■ **EXERCISE BRIEF**
Repeat every record below exactly, omitting any pictures.

■ **RECORDS PROVIDED**
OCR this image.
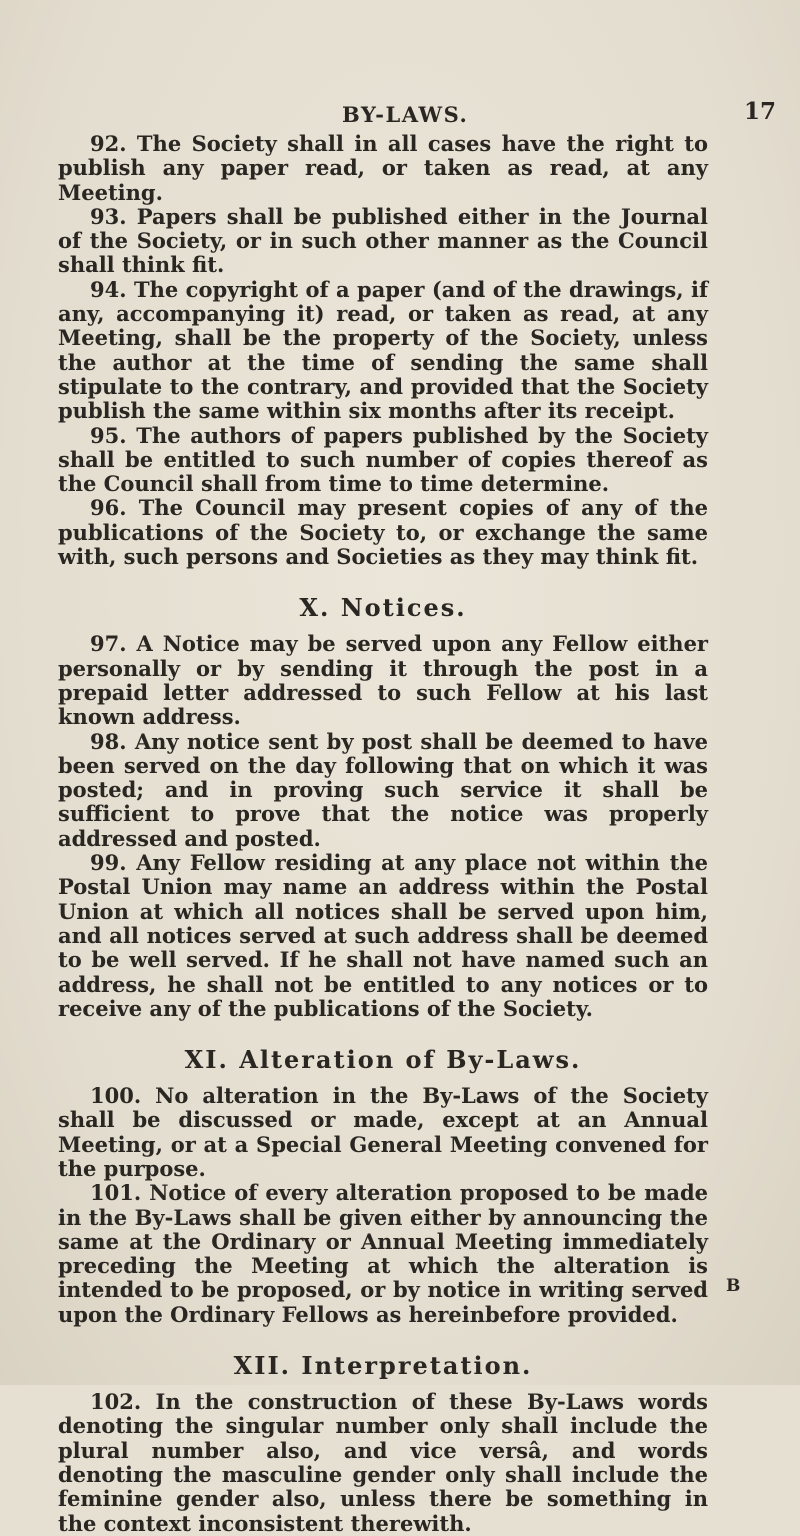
BY-LAWS.	17

92. The Society shall in all cases have the right to publish any paper read, or taken as read, at any Meeting.

93. Papers shall be published either in the Journal of the Society, or in such other manner as the Council shall think fit.

94. The copyright of a paper (and of the drawings, if any, accompanying it) read, or taken as read, at any Meeting, shall be the property of the Society, unless the author at the time of sending the same shall stipulate to the contrary, and provided that the Society publish the same within six months after its receipt.

95. The authors of papers published by the Society shall be entitled to such number of copies thereof as the Council shall from time to time determine.

96. The Council may present copies of any of the publications of the Society to, or exchange the same with, such persons and Societies as they may think fit.

X. Notices.

97. A Notice may be served upon any Fellow either personally or by sending it through the post in a prepaid letter addressed to such Fellow at his last known address.

98. Any notice sent by post shall be deemed to have been served on the day following that on which it was posted; and in proving such service it shall be sufficient to prove that the notice was properly addressed and posted.

99. Any Fellow residing at any place not within the Postal Union may name an address within the Postal Union at which all notices shall be served upon him, and all notices served at such address shall be deemed to be well served. If he shall not have named such an address, he shall not be entitled to any notices or to receive any of the publications of the Society.

XI. Alteration of By-Laws.

100. No alteration in the By-Laws of the Society shall be discussed or made, except at an Annual Meeting, or at a Special General Meeting convened for the purpose.

101. Notice of every alteration proposed to be made in the By-Laws shall be given either by announcing the same at the Ordinary or Annual Meeting immediately preceding the Meeting at which the alteration is intended to be proposed, or by notice in writing served upon the Ordinary Fellows as hereinbefore provided.

XII. Interpretation.

102. In the construction of these By-Laws words denoting the singular number only shall include the plural number also, and vice versâ, and words denoting the masculine gender only shall include the feminine gender also, unless there be something in the context inconsistent therewith.

B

■ **THE RESULT**
OCR this image.
BY-LAWS.	17

92. The Society shall in all cases have the right to publish any paper read, or taken as read, at any Meeting.

93. Papers shall be published either in the Journal of the Society, or in such other manner as the Council shall think fit.

94. The copyright of a paper (and of the drawings, if any, accompanying it) read, or taken as read, at any Meeting, shall be the property of the Society, unless the author at the time of sending the same shall stipulate to the contrary, and provided that the Society publish the same within six months after its receipt.

95. The authors of papers published by the Society shall be entitled to such number of copies thereof as the Council shall from time to time determine.

96. The Council may present copies of any of the publications of the Society to, or exchange the same with, such persons and Societies as they may think fit.

X. Notices.

97. A Notice may be served upon any Fellow either personally or by sending it through the post in a prepaid letter addressed to such Fellow at his last known address.

98. Any notice sent by post shall be deemed to have been served on the day following that on which it was posted; and in proving such service it shall be sufficient to prove that the notice was properly addressed and posted.

99. Any Fellow residing at any place not within the Postal Union may name an address within the Postal Union at which all notices shall be served upon him, and all notices served at such address shall be deemed to be well served. If he shall not have named such an address, he shall not be entitled to any notices or to receive any of the publications of the Society.

XI. Alteration of By-Laws.

100. No alteration in the By-Laws of the Society shall be discussed or made, except at an Annual Meeting, or at a Special General Meeting convened for the purpose.

101. Notice of every alteration proposed to be made in the By-Laws shall be given either by announcing the same at the Ordinary or Annual Meeting immediately preceding the Meeting at which the alteration is intended to be proposed, or by notice in writing served upon the Ordinary Fellows as hereinbefore provided.

XII. Interpretation.

102. In the construction of these By-Laws words denoting the singular number only shall include the plural number also, and vice versâ, and words denoting the masculine gender only shall include the feminine gender also, unless there be something in the context inconsistent therewith.

B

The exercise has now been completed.